— start —
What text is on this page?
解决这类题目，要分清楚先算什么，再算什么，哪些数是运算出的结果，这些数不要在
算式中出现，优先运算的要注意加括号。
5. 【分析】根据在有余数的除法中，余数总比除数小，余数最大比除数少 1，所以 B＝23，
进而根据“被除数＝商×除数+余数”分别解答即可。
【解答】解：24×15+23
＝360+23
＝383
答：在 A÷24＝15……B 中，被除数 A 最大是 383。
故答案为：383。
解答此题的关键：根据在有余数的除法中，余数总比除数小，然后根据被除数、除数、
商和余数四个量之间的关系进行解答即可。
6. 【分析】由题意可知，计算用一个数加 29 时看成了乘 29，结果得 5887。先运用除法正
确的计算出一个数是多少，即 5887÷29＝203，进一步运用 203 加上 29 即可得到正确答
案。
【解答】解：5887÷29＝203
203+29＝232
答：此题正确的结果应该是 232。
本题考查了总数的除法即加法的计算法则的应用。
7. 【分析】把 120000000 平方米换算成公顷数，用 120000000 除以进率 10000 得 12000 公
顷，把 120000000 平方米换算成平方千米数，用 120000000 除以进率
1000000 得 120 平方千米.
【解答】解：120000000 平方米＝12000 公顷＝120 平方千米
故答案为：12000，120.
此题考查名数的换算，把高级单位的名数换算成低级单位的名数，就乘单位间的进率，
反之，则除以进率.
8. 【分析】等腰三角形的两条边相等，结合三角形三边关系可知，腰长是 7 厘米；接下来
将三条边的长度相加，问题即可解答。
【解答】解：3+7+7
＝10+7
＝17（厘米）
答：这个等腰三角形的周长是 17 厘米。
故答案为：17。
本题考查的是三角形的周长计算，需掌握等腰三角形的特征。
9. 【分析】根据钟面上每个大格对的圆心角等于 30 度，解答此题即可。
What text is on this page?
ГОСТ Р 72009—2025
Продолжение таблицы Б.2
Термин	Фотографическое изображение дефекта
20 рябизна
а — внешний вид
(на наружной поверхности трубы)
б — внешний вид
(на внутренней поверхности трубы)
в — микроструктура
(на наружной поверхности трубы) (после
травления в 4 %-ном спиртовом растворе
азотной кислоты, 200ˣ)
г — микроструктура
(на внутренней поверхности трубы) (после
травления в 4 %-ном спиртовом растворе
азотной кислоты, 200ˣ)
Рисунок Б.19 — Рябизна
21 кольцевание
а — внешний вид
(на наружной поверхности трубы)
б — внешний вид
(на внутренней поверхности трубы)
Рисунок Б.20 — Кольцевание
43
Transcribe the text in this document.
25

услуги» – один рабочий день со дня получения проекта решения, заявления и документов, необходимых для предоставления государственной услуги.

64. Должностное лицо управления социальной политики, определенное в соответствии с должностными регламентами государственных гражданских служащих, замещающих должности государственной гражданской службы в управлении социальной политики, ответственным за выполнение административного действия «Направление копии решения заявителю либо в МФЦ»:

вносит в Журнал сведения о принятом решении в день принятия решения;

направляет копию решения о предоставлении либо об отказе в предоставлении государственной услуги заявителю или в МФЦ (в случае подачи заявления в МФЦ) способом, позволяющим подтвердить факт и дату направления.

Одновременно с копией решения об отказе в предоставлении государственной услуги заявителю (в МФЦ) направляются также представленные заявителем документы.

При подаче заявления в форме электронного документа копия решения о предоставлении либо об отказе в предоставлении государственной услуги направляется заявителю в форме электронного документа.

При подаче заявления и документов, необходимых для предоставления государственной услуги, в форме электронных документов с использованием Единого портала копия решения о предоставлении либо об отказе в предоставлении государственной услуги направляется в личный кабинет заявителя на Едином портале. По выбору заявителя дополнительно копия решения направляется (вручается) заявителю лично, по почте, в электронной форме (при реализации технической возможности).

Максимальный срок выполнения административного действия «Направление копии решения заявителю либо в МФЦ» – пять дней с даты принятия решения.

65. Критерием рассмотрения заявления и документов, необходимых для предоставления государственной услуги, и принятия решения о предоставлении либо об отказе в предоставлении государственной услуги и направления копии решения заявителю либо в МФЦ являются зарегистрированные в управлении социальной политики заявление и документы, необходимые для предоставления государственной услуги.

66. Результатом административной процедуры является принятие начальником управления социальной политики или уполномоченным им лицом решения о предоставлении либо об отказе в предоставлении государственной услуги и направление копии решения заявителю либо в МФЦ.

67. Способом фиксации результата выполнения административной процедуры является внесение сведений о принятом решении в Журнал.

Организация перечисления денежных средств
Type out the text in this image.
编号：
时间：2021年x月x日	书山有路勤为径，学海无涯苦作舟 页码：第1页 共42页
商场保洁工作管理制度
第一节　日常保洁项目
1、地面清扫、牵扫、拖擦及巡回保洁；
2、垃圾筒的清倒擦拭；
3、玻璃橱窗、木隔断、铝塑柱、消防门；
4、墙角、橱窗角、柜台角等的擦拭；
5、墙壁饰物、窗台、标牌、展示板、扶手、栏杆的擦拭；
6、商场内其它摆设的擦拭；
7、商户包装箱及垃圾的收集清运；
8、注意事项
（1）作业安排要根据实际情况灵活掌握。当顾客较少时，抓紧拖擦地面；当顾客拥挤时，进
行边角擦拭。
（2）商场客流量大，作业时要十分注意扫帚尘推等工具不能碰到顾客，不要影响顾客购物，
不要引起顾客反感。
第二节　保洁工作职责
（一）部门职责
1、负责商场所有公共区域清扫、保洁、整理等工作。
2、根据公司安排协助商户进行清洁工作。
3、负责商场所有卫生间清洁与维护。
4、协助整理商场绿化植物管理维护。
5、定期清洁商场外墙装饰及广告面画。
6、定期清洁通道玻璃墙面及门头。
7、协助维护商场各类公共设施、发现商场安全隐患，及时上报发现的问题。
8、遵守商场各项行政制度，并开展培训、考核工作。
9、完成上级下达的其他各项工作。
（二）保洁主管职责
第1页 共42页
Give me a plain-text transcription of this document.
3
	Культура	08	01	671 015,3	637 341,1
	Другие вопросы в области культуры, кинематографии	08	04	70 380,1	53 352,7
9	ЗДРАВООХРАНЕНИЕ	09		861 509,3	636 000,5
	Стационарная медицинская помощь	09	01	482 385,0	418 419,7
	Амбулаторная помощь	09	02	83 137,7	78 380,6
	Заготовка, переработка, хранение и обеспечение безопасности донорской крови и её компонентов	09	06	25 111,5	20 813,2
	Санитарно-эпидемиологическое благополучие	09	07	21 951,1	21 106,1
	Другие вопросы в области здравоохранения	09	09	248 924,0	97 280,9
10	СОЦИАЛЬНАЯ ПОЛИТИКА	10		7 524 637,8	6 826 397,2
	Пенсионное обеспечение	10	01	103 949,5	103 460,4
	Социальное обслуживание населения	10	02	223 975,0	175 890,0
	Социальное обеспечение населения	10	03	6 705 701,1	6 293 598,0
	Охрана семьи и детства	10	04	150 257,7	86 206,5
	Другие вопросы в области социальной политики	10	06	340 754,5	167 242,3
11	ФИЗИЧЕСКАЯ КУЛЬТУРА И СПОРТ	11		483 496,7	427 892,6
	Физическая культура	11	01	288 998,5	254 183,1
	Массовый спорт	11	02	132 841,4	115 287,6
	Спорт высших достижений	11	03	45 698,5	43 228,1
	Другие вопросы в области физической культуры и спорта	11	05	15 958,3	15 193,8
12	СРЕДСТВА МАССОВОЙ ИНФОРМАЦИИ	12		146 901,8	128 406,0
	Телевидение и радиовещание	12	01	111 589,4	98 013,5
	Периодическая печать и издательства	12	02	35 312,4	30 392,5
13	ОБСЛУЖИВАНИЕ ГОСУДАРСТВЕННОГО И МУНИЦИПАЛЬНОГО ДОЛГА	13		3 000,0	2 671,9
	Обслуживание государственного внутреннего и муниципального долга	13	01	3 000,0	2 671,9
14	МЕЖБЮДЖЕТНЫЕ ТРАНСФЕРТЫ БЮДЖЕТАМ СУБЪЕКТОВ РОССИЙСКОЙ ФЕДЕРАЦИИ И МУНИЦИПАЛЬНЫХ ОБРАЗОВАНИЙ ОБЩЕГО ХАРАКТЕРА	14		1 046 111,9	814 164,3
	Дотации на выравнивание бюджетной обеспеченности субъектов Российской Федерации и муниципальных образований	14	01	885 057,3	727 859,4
— end —
• GIVEN REQUEST: Pull every line containing "余数总比除数小" from the material above.

• SOLVED EXERCISE:
5. 【分析】根据在有余数的除法中，余数总比除数小，余数最大比除数少 1，所以 B＝23，
解答此题的关键：根据在有余数的除法中，余数总比除数小，然后根据被除数、除数、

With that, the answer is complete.